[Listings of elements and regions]
▬▬▬▬▬▬

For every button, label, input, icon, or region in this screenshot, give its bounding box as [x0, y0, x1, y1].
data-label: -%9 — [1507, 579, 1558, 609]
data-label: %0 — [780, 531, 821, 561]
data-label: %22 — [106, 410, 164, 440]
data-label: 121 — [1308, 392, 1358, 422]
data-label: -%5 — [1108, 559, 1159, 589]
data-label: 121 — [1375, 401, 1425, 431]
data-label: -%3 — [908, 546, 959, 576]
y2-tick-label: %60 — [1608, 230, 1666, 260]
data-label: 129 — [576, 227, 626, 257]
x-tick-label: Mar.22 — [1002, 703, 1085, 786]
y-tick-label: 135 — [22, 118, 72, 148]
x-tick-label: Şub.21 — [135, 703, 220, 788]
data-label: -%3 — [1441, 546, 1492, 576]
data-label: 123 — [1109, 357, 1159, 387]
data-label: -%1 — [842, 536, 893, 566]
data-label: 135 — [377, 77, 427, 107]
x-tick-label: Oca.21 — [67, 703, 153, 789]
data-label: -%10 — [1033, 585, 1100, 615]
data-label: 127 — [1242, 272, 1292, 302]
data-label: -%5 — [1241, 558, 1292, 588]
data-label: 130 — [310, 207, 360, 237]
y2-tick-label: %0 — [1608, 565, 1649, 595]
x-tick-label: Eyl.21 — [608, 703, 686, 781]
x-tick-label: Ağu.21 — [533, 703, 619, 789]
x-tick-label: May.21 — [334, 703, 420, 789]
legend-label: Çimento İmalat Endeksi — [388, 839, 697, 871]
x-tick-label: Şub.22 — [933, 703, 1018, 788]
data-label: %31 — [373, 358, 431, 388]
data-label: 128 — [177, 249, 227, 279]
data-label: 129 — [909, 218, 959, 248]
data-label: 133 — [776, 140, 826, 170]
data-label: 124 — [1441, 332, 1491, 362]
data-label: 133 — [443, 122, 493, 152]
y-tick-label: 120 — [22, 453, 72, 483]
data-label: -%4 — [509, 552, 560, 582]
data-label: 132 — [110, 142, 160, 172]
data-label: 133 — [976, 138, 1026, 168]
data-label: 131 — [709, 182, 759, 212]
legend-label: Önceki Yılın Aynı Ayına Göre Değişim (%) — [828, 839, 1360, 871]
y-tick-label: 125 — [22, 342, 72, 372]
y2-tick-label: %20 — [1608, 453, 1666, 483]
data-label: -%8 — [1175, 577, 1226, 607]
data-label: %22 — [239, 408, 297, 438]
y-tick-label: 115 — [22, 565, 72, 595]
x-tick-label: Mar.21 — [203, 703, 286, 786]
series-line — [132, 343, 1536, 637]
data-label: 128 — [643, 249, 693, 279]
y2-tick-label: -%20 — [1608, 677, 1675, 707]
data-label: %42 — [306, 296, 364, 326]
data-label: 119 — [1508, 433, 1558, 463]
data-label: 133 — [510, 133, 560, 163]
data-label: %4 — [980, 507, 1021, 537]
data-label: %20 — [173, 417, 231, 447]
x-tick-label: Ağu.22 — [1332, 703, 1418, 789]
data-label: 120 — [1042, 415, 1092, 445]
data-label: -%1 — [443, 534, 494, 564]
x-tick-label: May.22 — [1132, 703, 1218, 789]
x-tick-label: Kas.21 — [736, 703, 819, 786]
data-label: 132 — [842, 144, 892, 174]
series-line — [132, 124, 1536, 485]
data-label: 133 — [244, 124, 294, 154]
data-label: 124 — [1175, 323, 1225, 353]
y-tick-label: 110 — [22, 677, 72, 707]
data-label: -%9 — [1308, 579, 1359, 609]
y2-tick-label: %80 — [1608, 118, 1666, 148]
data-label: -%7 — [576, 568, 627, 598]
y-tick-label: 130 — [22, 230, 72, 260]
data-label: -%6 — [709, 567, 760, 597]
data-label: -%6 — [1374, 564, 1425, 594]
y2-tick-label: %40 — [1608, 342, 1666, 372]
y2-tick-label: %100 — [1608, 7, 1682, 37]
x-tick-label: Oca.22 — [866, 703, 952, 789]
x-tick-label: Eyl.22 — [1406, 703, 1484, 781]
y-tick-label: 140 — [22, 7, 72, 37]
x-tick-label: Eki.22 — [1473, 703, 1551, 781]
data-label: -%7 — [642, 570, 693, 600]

▬▬▬▬▬▬

**Short problem:**
Can you repeat every line of the records above, unchanged and in the same order?

**In response:**
For every button, label, input, icon, or region in this screenshot, give its bounding box as [x0, y0, x1, y1].
data-label: -%9 — [1507, 579, 1558, 609]
data-label: %0 — [780, 531, 821, 561]
data-label: %22 — [106, 410, 164, 440]
data-label: 121 — [1308, 392, 1358, 422]
data-label: -%5 — [1108, 559, 1159, 589]
data-label: 121 — [1375, 401, 1425, 431]
data-label: -%3 — [908, 546, 959, 576]
y2-tick-label: %60 — [1608, 230, 1666, 260]
data-label: 129 — [576, 227, 626, 257]
x-tick-label: Mar.22 — [1002, 703, 1085, 786]
y-tick-label: 135 — [22, 118, 72, 148]
x-tick-label: Şub.21 — [135, 703, 220, 788]
data-label: -%3 — [1441, 546, 1492, 576]
data-label: 123 — [1109, 357, 1159, 387]
data-label: -%1 — [842, 536, 893, 566]
data-label: 135 — [377, 77, 427, 107]
x-tick-label: Oca.21 — [67, 703, 153, 789]
data-label: -%10 — [1033, 585, 1100, 615]
data-label: 127 — [1242, 272, 1292, 302]
data-label: -%5 — [1241, 558, 1292, 588]
data-label: 130 — [310, 207, 360, 237]
y2-tick-label: %0 — [1608, 565, 1649, 595]
x-tick-label: Eyl.21 — [608, 703, 686, 781]
x-tick-label: Ağu.21 — [533, 703, 619, 789]
x-tick-label: May.21 — [334, 703, 420, 789]
legend-label: Çimento İmalat Endeksi — [388, 839, 697, 871]
x-tick-label: Şub.22 — [933, 703, 1018, 788]
data-label: %31 — [373, 358, 431, 388]
data-label: 128 — [177, 249, 227, 279]
data-label: 129 — [909, 218, 959, 248]
data-label: 133 — [776, 140, 826, 170]
data-label: 124 — [1441, 332, 1491, 362]
data-label: 133 — [443, 122, 493, 152]
y-tick-label: 120 — [22, 453, 72, 483]
data-label: -%4 — [509, 552, 560, 582]
data-label: 132 — [110, 142, 160, 172]
data-label: 133 — [976, 138, 1026, 168]
data-label: 131 — [709, 182, 759, 212]
legend-label: Önceki Yılın Aynı Ayına Göre Değişim (%) — [828, 839, 1360, 871]
y-tick-label: 125 — [22, 342, 72, 372]
y2-tick-label: %20 — [1608, 453, 1666, 483]
data-label: -%8 — [1175, 577, 1226, 607]
data-label: %22 — [239, 408, 297, 438]
y-tick-label: 115 — [22, 565, 72, 595]
x-tick-label: Mar.21 — [203, 703, 286, 786]
series-line — [132, 343, 1536, 637]
data-label: 128 — [643, 249, 693, 279]
y2-tick-label: -%20 — [1608, 677, 1675, 707]
data-label: %42 — [306, 296, 364, 326]
data-label: 119 — [1508, 433, 1558, 463]
data-label: 133 — [510, 133, 560, 163]
data-label: %4 — [980, 507, 1021, 537]
data-label: %20 — [173, 417, 231, 447]
x-tick-label: Ağu.22 — [1332, 703, 1418, 789]
data-label: 120 — [1042, 415, 1092, 445]
data-label: -%1 — [443, 534, 494, 564]
x-tick-label: May.22 — [1132, 703, 1218, 789]
x-tick-label: Kas.21 — [736, 703, 819, 786]
data-label: 132 — [842, 144, 892, 174]
series-line — [132, 124, 1536, 485]
data-label: 133 — [244, 124, 294, 154]
data-label: 124 — [1175, 323, 1225, 353]
y-tick-label: 110 — [22, 677, 72, 707]
data-label: -%9 — [1308, 579, 1359, 609]
y2-tick-label: %80 — [1608, 118, 1666, 148]
data-label: -%7 — [576, 568, 627, 598]
y-tick-label: 130 — [22, 230, 72, 260]
data-label: -%6 — [709, 567, 760, 597]
data-label: -%6 — [1374, 564, 1425, 594]
y2-tick-label: %40 — [1608, 342, 1666, 372]
y2-tick-label: %100 — [1608, 7, 1682, 37]
x-tick-label: Oca.22 — [866, 703, 952, 789]
x-tick-label: Eyl.22 — [1406, 703, 1484, 781]
y-tick-label: 140 — [22, 7, 72, 37]
x-tick-label: Eki.22 — [1473, 703, 1551, 781]
data-label: -%7 — [642, 570, 693, 600]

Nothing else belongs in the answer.